*Stated goal*. Write out the material exactly, without any of its pictures.

Items listed in a dataset
============
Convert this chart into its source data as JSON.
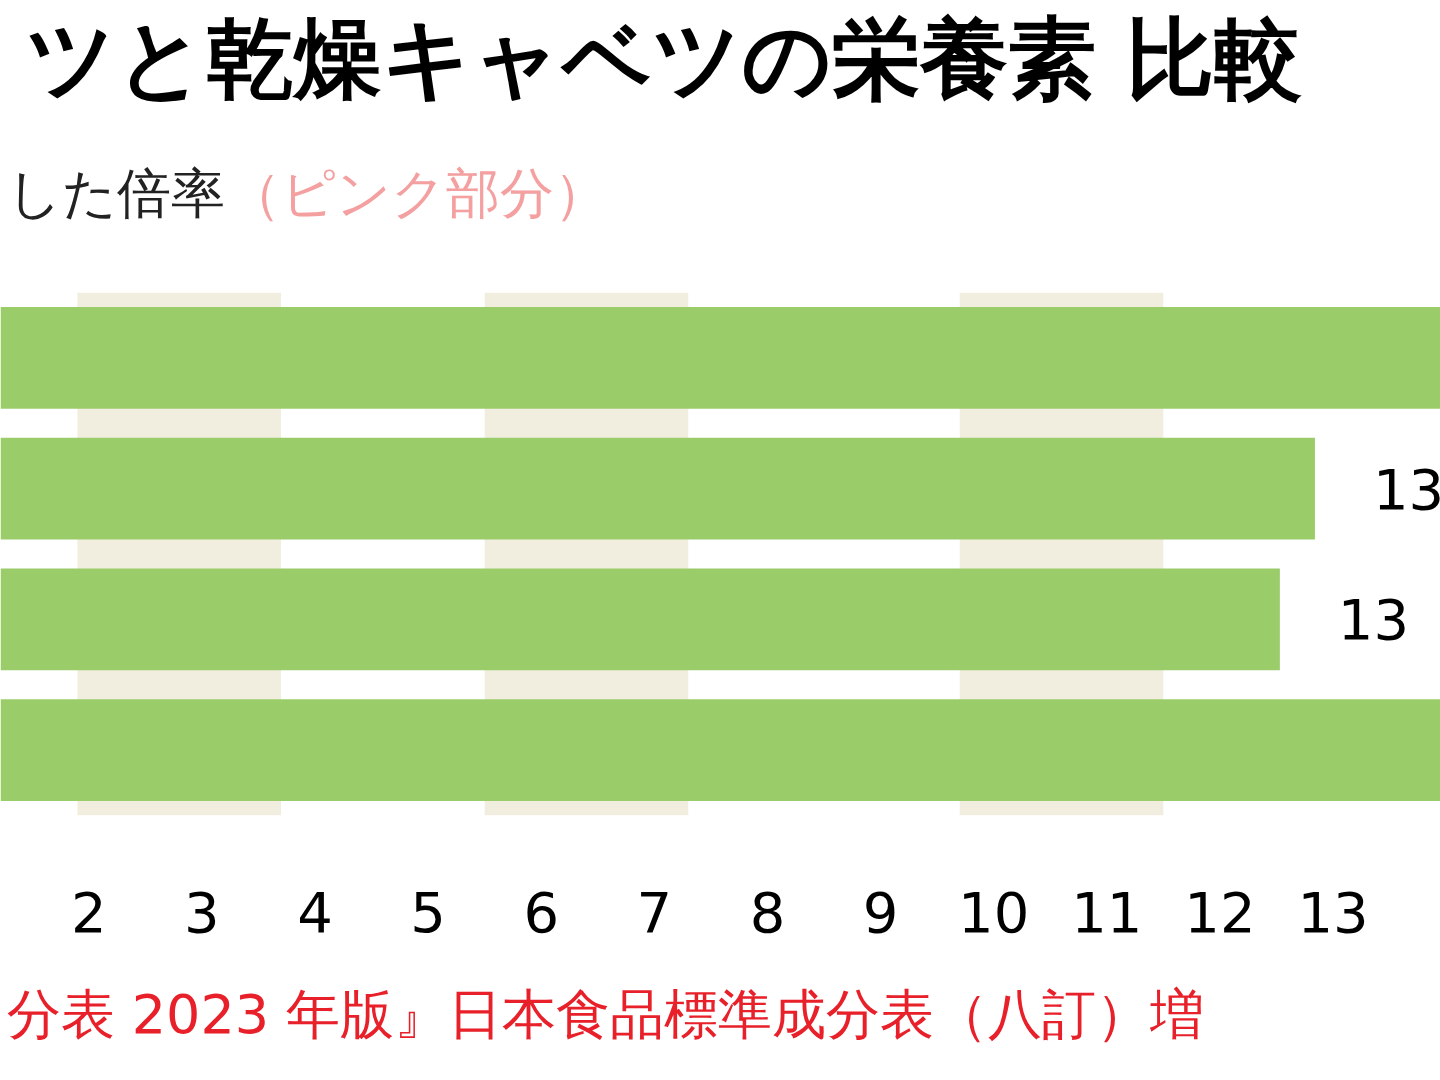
{
  "chart_data": {
    "type": "bar",
    "orientation": "horizontal",
    "title": "ツと乾燥キャベツの栄養素 比較",
    "subtitle": "した倍率",
    "annotations": [
      "（ピンク部分）",
      "分表 2023 年版』日本食品標準成分表（八訂）増"
    ],
    "categories": [
      null,
      null,
      null,
      null
    ],
    "values": [
      13.95,
      12.84,
      12.53,
      13.95
    ],
    "value_labels": [
      null,
      "13",
      "13",
      null
    ],
    "color": "#9bcc6a",
    "xlim": [
      1.22,
      13.95
    ],
    "xticks": [
      2,
      3,
      4,
      5,
      6,
      7,
      8,
      9,
      10,
      11,
      12,
      13
    ],
    "bands": [
      {
        "axis": "x",
        "from": 1.9,
        "to": 3.7,
        "color": "#f2eedf"
      },
      {
        "axis": "x",
        "from": 5.5,
        "to": 7.3,
        "color": "#f2eedf"
      },
      {
        "axis": "x",
        "from": 9.7,
        "to": 11.5,
        "color": "#f2eedf"
      }
    ],
    "grid": false
  }
}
============
*Answer to the exercise*.
Convert this chart into its source data as JSON.
{
  "chart_data": {
    "type": "bar",
    "orientation": "horizontal",
    "title": "ツと乾燥キャベツの栄養素 比較",
    "subtitle": "した倍率",
    "annotations": [
      "（ピンク部分）",
      "分表 2023 年版』日本食品標準成分表（八訂）増"
    ],
    "categories": [
      null,
      null,
      null,
      null
    ],
    "values": [
      13.95,
      12.84,
      12.53,
      13.95
    ],
    "value_labels": [
      null,
      "13",
      "13",
      null
    ],
    "color": "#9bcc6a",
    "xlim": [
      1.22,
      13.95
    ],
    "xticks": [
      2,
      3,
      4,
      5,
      6,
      7,
      8,
      9,
      10,
      11,
      12,
      13
    ],
    "bands": [
      {
        "axis": "x",
        "from": 1.9,
        "to": 3.7,
        "color": "#f2eedf"
      },
      {
        "axis": "x",
        "from": 5.5,
        "to": 7.3,
        "color": "#f2eedf"
      },
      {
        "axis": "x",
        "from": 9.7,
        "to": 11.5,
        "color": "#f2eedf"
      }
    ],
    "grid": false
  }
}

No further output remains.